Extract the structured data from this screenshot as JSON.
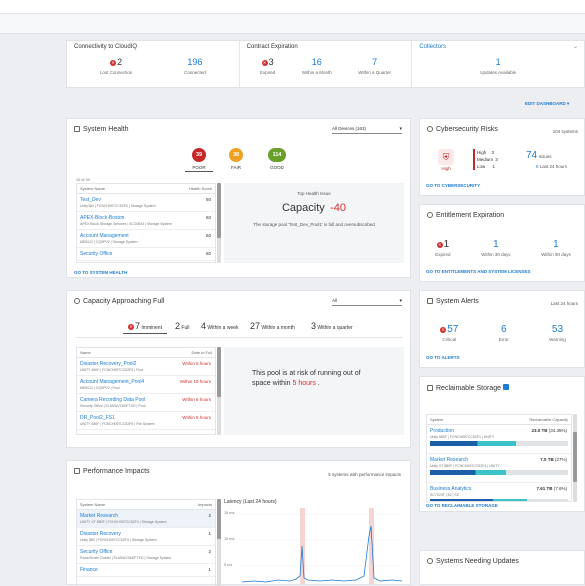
{
  "summary": {
    "connectivity": {
      "title": "Connectivity to CloudIQ",
      "lost_value": "2",
      "lost_label": "Lost Connection",
      "connected_value": "196",
      "connected_label": "Connected"
    },
    "contract": {
      "title": "Contract Expiration",
      "expired_value": "3",
      "expired_label": "Expired",
      "month_value": "16",
      "month_label": "Within a Month",
      "quarter_value": "7",
      "quarter_label": "Within a Quarter"
    },
    "collectors": {
      "title": "Collectors",
      "updates_value": "1",
      "updates_label": "Updates Available"
    }
  },
  "edit_dashboard": "EDIT DASHBOARD",
  "system_health": {
    "title": "System Health",
    "filter": "All Devices (163)",
    "poor_value": "39",
    "poor_label": "POOR",
    "fair_value": "38",
    "fair_label": "FAIR",
    "good_value": "114",
    "good_label": "GOOD",
    "count_label": "10 of 39",
    "col_system": "System Name",
    "col_score": "Health Score",
    "items": [
      {
        "name": "Test_Dev",
        "sub": "Unity384 | FCNCH097CC52F0 | Storage System",
        "score": "60"
      },
      {
        "name": "APEX-Block-Boston",
        "sub": "APEX Block Storage Services | 4CC0643 | Storage System",
        "score": "60"
      },
      {
        "name": "Account Management",
        "sub": "ME5012 | CQ0PV2 | Storage System",
        "score": "60"
      },
      {
        "name": "Security Office",
        "sub": "",
        "score": "60"
      }
    ],
    "top_issue_label": "Top Health Issue",
    "issue_name": "Capacity",
    "issue_value": "-40",
    "issue_desc": "The storage pool 'Test_Dev_Pool1' is full and oversubscribed",
    "footer": "GO TO SYSTEM HEALTH"
  },
  "capacity": {
    "title": "Capacity Approaching Full",
    "filter": "All",
    "tabs": [
      {
        "n": "7",
        "l": "Imminent"
      },
      {
        "n": "2",
        "l": "Full"
      },
      {
        "n": "4",
        "l": "Within a week"
      },
      {
        "n": "27",
        "l": "Within a month"
      },
      {
        "n": "3",
        "l": "Within a quarter"
      }
    ],
    "col_name": "Name",
    "col_date": "Date to Full",
    "items": [
      {
        "name": "Disaster Recovery_Pool2",
        "sub": "UNITY 480F | FCNCH097CC52F5 | Pool",
        "val": "Within 5 hours"
      },
      {
        "name": "Account Management_Pool4",
        "sub": "ME5012 | CQ0PV2 | Pool",
        "val": "Within 19 hours"
      },
      {
        "name": "Camera Recording Data Pool",
        "sub": "Security Office | ELM0UVX6DFTXD | Pool",
        "val": "Within 6 hours"
      },
      {
        "name": "DR_Pool2_FS1",
        "sub": "UNITY 480F | FCNCH097CC52F5 | File System",
        "val": "Within 5 hours"
      }
    ],
    "msg_prefix": "This pool is at risk of running out of space within",
    "msg_time": "5 hours",
    "msg_suffix": "."
  },
  "performance": {
    "title": "Performance Impacts",
    "subtitle": "5 systems with performance impacts",
    "col_system": "System Name",
    "col_impacts": "Impacts",
    "chart_title": "Latency (Last 24 hours)",
    "items": [
      {
        "name": "Market Research",
        "sub": "UNITY XT 880F | FCNCH097CC52F4 | Storage System",
        "val": "2"
      },
      {
        "name": "Disaster Recovery",
        "sub": "Unity 880 | FCNCH097CC52F4 | Storage System",
        "val": "1"
      },
      {
        "name": "Security Office",
        "sub": "PowerScale Cluster | ELM0UVX6DFTXD | Storage System",
        "val": "2"
      },
      {
        "name": "Finance",
        "sub": "",
        "val": "1"
      }
    ],
    "y_labels": [
      "15 ms",
      "10 ms",
      "5 ms"
    ]
  },
  "cyber": {
    "title": "Cybersecurity Risks",
    "systems": "104 systems",
    "level": "High",
    "high_label": "High",
    "high_val": "3",
    "med_label": "Medium",
    "med_val": "3",
    "low_label": "Low",
    "low_val": "1",
    "issues_val": "74",
    "issues_label": "Issues",
    "last_val": "8",
    "last_label": "Last 24 hours",
    "footer": "GO TO CYBERSECURITY"
  },
  "entitlement": {
    "title": "Entitlement Expiration",
    "expired_val": "1",
    "expired_label": "Expired",
    "d30_val": "1",
    "d30_label": "Within 30 days",
    "d90_val": "1",
    "d90_label": "Within 90 days",
    "footer": "GO TO ENTITLEMENTS AND SYSTEM LICENSES"
  },
  "alerts": {
    "title": "System Alerts",
    "range": "Last 24 hours",
    "critical_val": "57",
    "critical_label": "Critical",
    "error_val": "6",
    "error_label": "Error",
    "warning_val": "53",
    "warning_label": "Warning",
    "footer": "GO TO ALERTS"
  },
  "reclaim": {
    "title": "Reclaimable Storage",
    "col_system": "System",
    "col_cap": "Reclaimable Capacity",
    "items": [
      {
        "name": "Production",
        "sub": "Unity 680F | FCNCH097CC52F1 | UNITY",
        "val": "23.0 TB",
        "pct": "(34.35%)",
        "fill": 0.62
      },
      {
        "name": "Market Research",
        "sub": "Unity XT 880F | FCNCH097CC52F4 | UNITY",
        "val": "7.0 TB",
        "pct": "(27%)",
        "fill": 0.55
      },
      {
        "name": "Business Analytics",
        "sub": "SC7020F | 82 | SC",
        "val": "7.61 TB",
        "pct": "(7.6%)",
        "fill": 0.7
      }
    ],
    "footer": "GO TO RECLAIMABLE STORAGE"
  },
  "needing_updates": {
    "title": "Systems Needing Updates"
  }
}
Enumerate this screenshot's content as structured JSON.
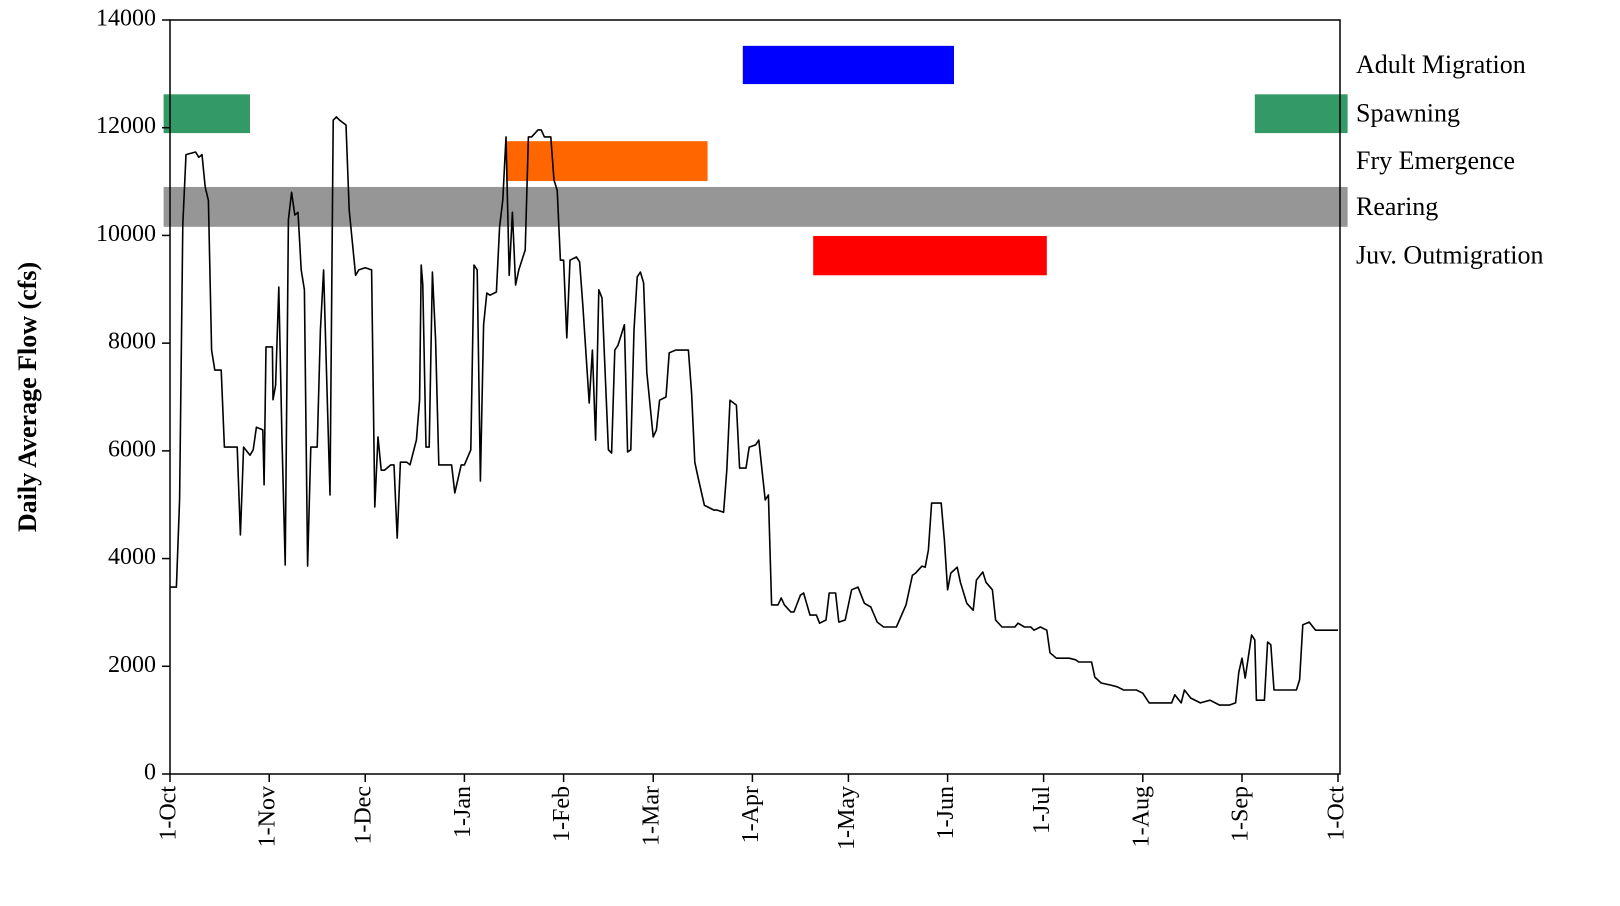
{
  "chart_data": {
    "type": "line",
    "ylabel": "Daily Average Flow (cfs)",
    "xlim": [
      0,
      365
    ],
    "xticks": [
      {
        "value": 0,
        "label": "1-Oct"
      },
      {
        "value": 31,
        "label": "1-Nov"
      },
      {
        "value": 61,
        "label": "1-Dec"
      },
      {
        "value": 92,
        "label": "1-Jan"
      },
      {
        "value": 123,
        "label": "1-Feb"
      },
      {
        "value": 151,
        "label": "1-Mar"
      },
      {
        "value": 182,
        "label": "1-Apr"
      },
      {
        "value": 212,
        "label": "1-May"
      },
      {
        "value": 243,
        "label": "1-Jun"
      },
      {
        "value": 273,
        "label": "1-Jul"
      },
      {
        "value": 304,
        "label": "1-Aug"
      },
      {
        "value": 335,
        "label": "1-Sep"
      },
      {
        "value": 365,
        "label": "1-Oct"
      }
    ],
    "ylim": [
      0,
      14000
    ],
    "yticks": [
      0,
      2000,
      4000,
      6000,
      8000,
      10000,
      12000,
      14000
    ],
    "series": [
      {
        "color": "#000000",
        "x": [
          0,
          2,
          3,
          4,
          5,
          8,
          9,
          10,
          11,
          12,
          13,
          14,
          16,
          17,
          20,
          21,
          22,
          23,
          25,
          26,
          27,
          29,
          29.4,
          30,
          32,
          32.2,
          33,
          34,
          35,
          36,
          37,
          38,
          39,
          40,
          41,
          42,
          43,
          44,
          46,
          47,
          48,
          50,
          51,
          52,
          53,
          55,
          56,
          58,
          59,
          61,
          63,
          64,
          65,
          66,
          67,
          69,
          70,
          71,
          72,
          74,
          75,
          77,
          78,
          78.5,
          79,
          80,
          81,
          82,
          83,
          84,
          86,
          88,
          89,
          91,
          92,
          94,
          95,
          96,
          97,
          98,
          99,
          100,
          102,
          103,
          104,
          105,
          106,
          107,
          108,
          109,
          111,
          112,
          113,
          115,
          116,
          117,
          119,
          120,
          121,
          122,
          123,
          124,
          125,
          127,
          128,
          129,
          131,
          132,
          133,
          134,
          135,
          137,
          138,
          139,
          140,
          142,
          143,
          144,
          145,
          146,
          147,
          148,
          149,
          151,
          152,
          153,
          155,
          156,
          158,
          159,
          162,
          163,
          164,
          165,
          167,
          168,
          170,
          171,
          173,
          174,
          175,
          177,
          178,
          180,
          181,
          183,
          184,
          186,
          187,
          188,
          190,
          191,
          192,
          194,
          195,
          197,
          198,
          200,
          202,
          203,
          205,
          206,
          208,
          209,
          211,
          213,
          215,
          217,
          219,
          221,
          223,
          224,
          227,
          230,
          232,
          233,
          235,
          236,
          237,
          238,
          240,
          241,
          242,
          243,
          244,
          246,
          247,
          249,
          251,
          252,
          254,
          255,
          257,
          258,
          260,
          262,
          264,
          265,
          267,
          269,
          270,
          272,
          274,
          275,
          277,
          279,
          281,
          283,
          284,
          288,
          289,
          291,
          294,
          296,
          298,
          302,
          304,
          306,
          311,
          313,
          314,
          316,
          317,
          319,
          322,
          325,
          328,
          331,
          333,
          334,
          335,
          336,
          338,
          339,
          339.5,
          342,
          343,
          344,
          345,
          348,
          350,
          352,
          353,
          354,
          356,
          358,
          361,
          364,
          365
        ],
        "values": [
          3470,
          3470,
          5100,
          10200,
          11500,
          11550,
          11450,
          11500,
          10900,
          10650,
          7870,
          7500,
          7500,
          6070,
          6070,
          6070,
          4440,
          6070,
          5920,
          6020,
          6440,
          6390,
          5370,
          7930,
          7930,
          6950,
          7220,
          9040,
          6200,
          3880,
          10290,
          10800,
          10380,
          10430,
          9360,
          8990,
          3860,
          6070,
          6070,
          8240,
          9360,
          5180,
          12140,
          12200,
          12140,
          12050,
          10470,
          9260,
          9360,
          9400,
          9360,
          4960,
          6260,
          5640,
          5640,
          5740,
          5740,
          4380,
          5790,
          5790,
          5740,
          6200,
          6940,
          9450,
          9080,
          6070,
          6070,
          9320,
          8060,
          5740,
          5740,
          5740,
          5220,
          5740,
          5740,
          6020,
          9450,
          9360,
          5440,
          8340,
          8930,
          8890,
          8950,
          10160,
          10660,
          11830,
          9260,
          10430,
          9080,
          9360,
          9730,
          11830,
          11830,
          11960,
          11960,
          11830,
          11830,
          11030,
          10840,
          9540,
          9540,
          8100,
          9540,
          9600,
          9510,
          8710,
          6890,
          7870,
          6200,
          8990,
          8840,
          6020,
          5960,
          7870,
          7960,
          8340,
          5980,
          6020,
          8240,
          9230,
          9320,
          9120,
          7460,
          6260,
          6390,
          6940,
          7000,
          7820,
          7870,
          7870,
          7870,
          7070,
          5790,
          5510,
          4990,
          4960,
          4900,
          4900,
          4860,
          5640,
          6940,
          6850,
          5680,
          5680,
          6070,
          6110,
          6200,
          5090,
          5180,
          3140,
          3140,
          3270,
          3140,
          3010,
          3010,
          3320,
          3360,
          2950,
          2950,
          2800,
          2860,
          3360,
          3360,
          2820,
          2860,
          3420,
          3470,
          3170,
          3100,
          2820,
          2730,
          2730,
          2730,
          3140,
          3690,
          3730,
          3860,
          3840,
          4160,
          5030,
          5030,
          5030,
          4340,
          3420,
          3730,
          3840,
          3560,
          3170,
          3040,
          3600,
          3750,
          3560,
          3420,
          2860,
          2730,
          2730,
          2730,
          2800,
          2730,
          2730,
          2670,
          2730,
          2670,
          2250,
          2150,
          2150,
          2150,
          2120,
          2080,
          2080,
          1800,
          1690,
          1650,
          1620,
          1560,
          1560,
          1500,
          1320,
          1320,
          1320,
          1470,
          1320,
          1560,
          1410,
          1320,
          1370,
          1280,
          1280,
          1320,
          1890,
          2150,
          1780,
          2580,
          2490,
          1370,
          1370,
          2450,
          2400,
          1560,
          1560,
          1560,
          1560,
          1750,
          2770,
          2820,
          2670,
          2670,
          2670,
          2670
        ]
      }
    ],
    "periods": [
      {
        "name": "Adult Migration",
        "color": "#0000ff",
        "start": 179,
        "end": 245,
        "ylow": 12810,
        "yhigh": 13520
      },
      {
        "name": "Spawning",
        "color": "#339966",
        "start": -2,
        "end": 25,
        "ylow": 11900,
        "yhigh": 12620
      },
      {
        "name": "Spawning",
        "color": "#339966",
        "start": 339,
        "end": 368,
        "ylow": 11900,
        "yhigh": 12620
      },
      {
        "name": "Fry Emergence",
        "color": "#ff6600",
        "start": 105,
        "end": 168,
        "ylow": 11010,
        "yhigh": 11750
      },
      {
        "name": "Rearing",
        "color": "#969696",
        "start": -2,
        "end": 368,
        "ylow": 10160,
        "yhigh": 10900
      },
      {
        "name": "Juv. Outmigration",
        "color": "#ff0000",
        "start": 201,
        "end": 274,
        "ylow": 9260,
        "yhigh": 9990
      }
    ]
  }
}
* * * * *
- _STATED TASK_
Show all lines above holding "JSON".

- _EXPECTED ANSWER_
Extract the structured data from this screenshot as JSON.
Enumerate this screenshot's content as structured JSON.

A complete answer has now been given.